Task goal
All of the material below is to be repeated exactly.
━━━━━ Task data
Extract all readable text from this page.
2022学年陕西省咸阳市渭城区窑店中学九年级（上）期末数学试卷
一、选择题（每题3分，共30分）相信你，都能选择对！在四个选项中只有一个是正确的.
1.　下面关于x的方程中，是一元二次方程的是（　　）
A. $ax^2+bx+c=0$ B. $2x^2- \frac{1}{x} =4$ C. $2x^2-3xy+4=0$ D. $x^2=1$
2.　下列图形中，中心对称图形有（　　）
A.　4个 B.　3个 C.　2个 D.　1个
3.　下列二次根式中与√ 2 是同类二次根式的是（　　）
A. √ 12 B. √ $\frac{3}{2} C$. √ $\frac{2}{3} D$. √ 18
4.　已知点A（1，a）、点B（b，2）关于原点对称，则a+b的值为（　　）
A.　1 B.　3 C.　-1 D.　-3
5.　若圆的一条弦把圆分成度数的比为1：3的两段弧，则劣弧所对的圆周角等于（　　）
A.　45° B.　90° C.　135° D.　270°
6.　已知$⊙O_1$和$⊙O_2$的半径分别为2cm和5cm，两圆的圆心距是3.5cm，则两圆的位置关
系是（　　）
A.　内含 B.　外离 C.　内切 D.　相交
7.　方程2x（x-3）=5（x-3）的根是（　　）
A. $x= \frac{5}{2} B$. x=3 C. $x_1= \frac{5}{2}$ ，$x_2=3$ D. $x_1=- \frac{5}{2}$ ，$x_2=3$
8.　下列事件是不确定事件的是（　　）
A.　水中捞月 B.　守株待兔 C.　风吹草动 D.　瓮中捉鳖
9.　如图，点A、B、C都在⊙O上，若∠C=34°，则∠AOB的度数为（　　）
━━━━━━━━━━
Solution for this problem
Extract all readable text from this page.
2022学年陕西省咸阳市渭城区窑店中学九年级（上）期末数学试卷
一、选择题（每题3分，共30分）相信你，都能选择对！在四个选项中只有一个是正确的.
1.　下面关于x的方程中，是一元二次方程的是（　　）
A. $ax^2+bx+c=0$ B. $2x^2- \frac{1}{x} =4$ C. $2x^2-3xy+4=0$ D. $x^2=1$
2.　下列图形中，中心对称图形有（　　）
A.　4个 B.　3个 C.　2个 D.　1个
3.　下列二次根式中与√ 2 是同类二次根式的是（　　）
A. √ 12 B. √ $\frac{3}{2} C$. √ $\frac{2}{3} D$. √ 18
4.　已知点A（1，a）、点B（b，2）关于原点对称，则a+b的值为（　　）
A.　1 B.　3 C.　-1 D.　-3
5.　若圆的一条弦把圆分成度数的比为1：3的两段弧，则劣弧所对的圆周角等于（　　）
A.　45° B.　90° C.　135° D.　270°
6.　已知$⊙O_1$和$⊙O_2$的半径分别为2cm和5cm，两圆的圆心距是3.5cm，则两圆的位置关
系是（　　）
A.　内含 B.　外离 C.　内切 D.　相交
7.　方程2x（x-3）=5（x-3）的根是（　　）
A. $x= \frac{5}{2} B$. x=3 C. $x_1= \frac{5}{2}$ ，$x_2=3$ D. $x_1=- \frac{5}{2}$ ，$x_2=3$
8.　下列事件是不确定事件的是（　　）
A.　水中捞月 B.　守株待兔 C.　风吹草动 D.　瓮中捉鳖
9.　如图，点A、B、C都在⊙O上，若∠C=34°，则∠AOB的度数为（　　）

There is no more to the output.